Count the lines in the items below that contain the word "horizontal". Reply with that number alone.

** start of Items **

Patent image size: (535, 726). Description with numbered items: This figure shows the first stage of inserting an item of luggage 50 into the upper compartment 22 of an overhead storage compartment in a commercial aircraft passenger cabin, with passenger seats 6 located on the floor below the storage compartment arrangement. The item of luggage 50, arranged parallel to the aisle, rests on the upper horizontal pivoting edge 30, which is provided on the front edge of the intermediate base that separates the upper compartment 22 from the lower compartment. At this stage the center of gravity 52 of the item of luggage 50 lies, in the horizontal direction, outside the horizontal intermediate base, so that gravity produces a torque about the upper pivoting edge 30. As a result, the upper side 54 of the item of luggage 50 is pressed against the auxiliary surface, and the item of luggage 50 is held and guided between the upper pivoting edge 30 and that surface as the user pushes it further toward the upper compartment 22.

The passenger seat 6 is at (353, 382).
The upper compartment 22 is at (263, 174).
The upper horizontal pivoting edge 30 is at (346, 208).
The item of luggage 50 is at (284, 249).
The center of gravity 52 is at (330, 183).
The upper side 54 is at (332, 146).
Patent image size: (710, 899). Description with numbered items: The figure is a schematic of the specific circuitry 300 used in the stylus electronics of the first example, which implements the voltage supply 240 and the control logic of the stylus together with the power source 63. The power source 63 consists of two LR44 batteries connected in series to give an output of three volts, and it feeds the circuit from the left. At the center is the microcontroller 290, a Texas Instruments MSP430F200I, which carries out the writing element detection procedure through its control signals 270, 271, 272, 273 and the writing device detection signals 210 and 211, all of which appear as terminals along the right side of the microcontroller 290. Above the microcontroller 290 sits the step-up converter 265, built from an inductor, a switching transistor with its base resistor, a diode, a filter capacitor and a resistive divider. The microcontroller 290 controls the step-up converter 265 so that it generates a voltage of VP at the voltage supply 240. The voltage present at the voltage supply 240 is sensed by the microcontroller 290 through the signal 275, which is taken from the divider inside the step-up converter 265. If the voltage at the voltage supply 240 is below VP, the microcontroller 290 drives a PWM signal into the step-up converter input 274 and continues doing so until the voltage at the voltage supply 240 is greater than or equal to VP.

** end of Items **

#### [Written solution]
2